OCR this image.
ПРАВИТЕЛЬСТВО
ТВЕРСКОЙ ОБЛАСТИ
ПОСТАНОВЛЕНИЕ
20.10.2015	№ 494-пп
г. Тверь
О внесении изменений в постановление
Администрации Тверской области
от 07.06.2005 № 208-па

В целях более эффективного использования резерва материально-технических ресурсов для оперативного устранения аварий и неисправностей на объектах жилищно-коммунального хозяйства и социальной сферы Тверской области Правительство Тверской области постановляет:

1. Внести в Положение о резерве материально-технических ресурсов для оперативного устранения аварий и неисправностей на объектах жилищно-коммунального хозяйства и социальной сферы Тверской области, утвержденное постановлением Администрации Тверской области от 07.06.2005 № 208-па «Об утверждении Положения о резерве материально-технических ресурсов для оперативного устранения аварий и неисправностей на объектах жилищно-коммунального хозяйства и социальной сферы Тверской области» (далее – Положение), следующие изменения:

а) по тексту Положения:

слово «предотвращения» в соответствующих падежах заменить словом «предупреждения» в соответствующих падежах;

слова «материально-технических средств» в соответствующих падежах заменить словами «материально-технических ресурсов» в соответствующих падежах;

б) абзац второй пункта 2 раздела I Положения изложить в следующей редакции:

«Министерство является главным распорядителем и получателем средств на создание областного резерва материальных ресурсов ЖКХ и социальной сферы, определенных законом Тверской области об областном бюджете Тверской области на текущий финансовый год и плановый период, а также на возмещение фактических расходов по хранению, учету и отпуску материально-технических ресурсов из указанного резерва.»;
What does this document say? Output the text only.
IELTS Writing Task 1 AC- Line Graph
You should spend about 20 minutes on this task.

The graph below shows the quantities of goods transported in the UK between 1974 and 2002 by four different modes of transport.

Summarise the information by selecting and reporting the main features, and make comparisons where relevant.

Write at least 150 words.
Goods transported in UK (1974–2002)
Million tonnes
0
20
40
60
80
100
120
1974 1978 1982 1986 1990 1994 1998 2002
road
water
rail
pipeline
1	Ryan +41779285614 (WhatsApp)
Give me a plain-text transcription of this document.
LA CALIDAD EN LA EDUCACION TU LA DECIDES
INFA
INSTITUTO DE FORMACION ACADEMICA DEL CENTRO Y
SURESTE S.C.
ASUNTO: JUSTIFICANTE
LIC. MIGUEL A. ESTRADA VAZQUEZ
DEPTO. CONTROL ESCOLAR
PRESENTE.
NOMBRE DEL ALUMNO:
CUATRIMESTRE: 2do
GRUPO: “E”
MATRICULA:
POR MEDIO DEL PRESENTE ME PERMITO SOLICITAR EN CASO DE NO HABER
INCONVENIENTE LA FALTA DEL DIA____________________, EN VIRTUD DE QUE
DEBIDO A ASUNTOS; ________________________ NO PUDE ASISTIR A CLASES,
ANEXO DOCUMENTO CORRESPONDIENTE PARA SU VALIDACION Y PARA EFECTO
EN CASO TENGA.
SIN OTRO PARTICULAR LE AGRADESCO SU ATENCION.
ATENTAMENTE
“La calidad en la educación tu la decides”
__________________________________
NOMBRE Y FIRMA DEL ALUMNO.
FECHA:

= = = =

PROMPT: Reproduce the data, keeping every line exactly the same.

TASK ANSWER:
OCR this image.
ПРАВИТЕЛЬСТВО
ТВЕРСКОЙ ОБЛАСТИ
ПОСТАНОВЛЕНИЕ
20.10.2015	№ 494-пп
г. Тверь
О внесении изменений в постановление
Администрации Тверской области
от 07.06.2005 № 208-па

В целях более эффективного использования резерва материально-технических ресурсов для оперативного устранения аварий и неисправностей на объектах жилищно-коммунального хозяйства и социальной сферы Тверской области Правительство Тверской области постановляет:

1. Внести в Положение о резерве материально-технических ресурсов для оперативного устранения аварий и неисправностей на объектах жилищно-коммунального хозяйства и социальной сферы Тверской области, утвержденное постановлением Администрации Тверской области от 07.06.2005 № 208-па «Об утверждении Положения о резерве материально-технических ресурсов для оперативного устранения аварий и неисправностей на объектах жилищно-коммунального хозяйства и социальной сферы Тверской области» (далее – Положение), следующие изменения:

а) по тексту Положения:

слово «предотвращения» в соответствующих падежах заменить словом «предупреждения» в соответствующих падежах;

слова «материально-технических средств» в соответствующих падежах заменить словами «материально-технических ресурсов» в соответствующих падежах;

б) абзац второй пункта 2 раздела I Положения изложить в следующей редакции:

«Министерство является главным распорядителем и получателем средств на создание областного резерва материальных ресурсов ЖКХ и социальной сферы, определенных законом Тверской области об областном бюджете Тверской области на текущий финансовый год и плановый период, а также на возмещение фактических расходов по хранению, учету и отпуску материально-технических ресурсов из указанного резерва.»;
What does this document say? Output the text only.
IELTS Writing Task 1 AC- Line Graph
You should spend about 20 minutes on this task.

The graph below shows the quantities of goods transported in the UK between 1974 and 2002 by four different modes of transport.

Summarise the information by selecting and reporting the main features, and make comparisons where relevant.

Write at least 150 words.
Goods transported in UK (1974–2002)
Million tonnes
0
20
40
60
80
100
120
1974 1978 1982 1986 1990 1994 1998 2002
road
water
rail
pipeline
1	Ryan +41779285614 (WhatsApp)
Give me a plain-text transcription of this document.
LA CALIDAD EN LA EDUCACION TU LA DECIDES
INFA
INSTITUTO DE FORMACION ACADEMICA DEL CENTRO Y
SURESTE S.C.
ASUNTO: JUSTIFICANTE
LIC. MIGUEL A. ESTRADA VAZQUEZ
DEPTO. CONTROL ESCOLAR
PRESENTE.
NOMBRE DEL ALUMNO:
CUATRIMESTRE: 2do
GRUPO: “E”
MATRICULA:
POR MEDIO DEL PRESENTE ME PERMITO SOLICITAR EN CASO DE NO HABER
INCONVENIENTE LA FALTA DEL DIA____________________, EN VIRTUD DE QUE
DEBIDO A ASUNTOS; ________________________ NO PUDE ASISTIR A CLASES,
ANEXO DOCUMENTO CORRESPONDIENTE PARA SU VALIDACION Y PARA EFECTO
EN CASO TENGA.
SIN OTRO PARTICULAR LE AGRADESCO SU ATENCION.
ATENTAMENTE
“La calidad en la educación tu la decides”
__________________________________
NOMBRE Y FIRMA DEL ALUMNO.
FECHA:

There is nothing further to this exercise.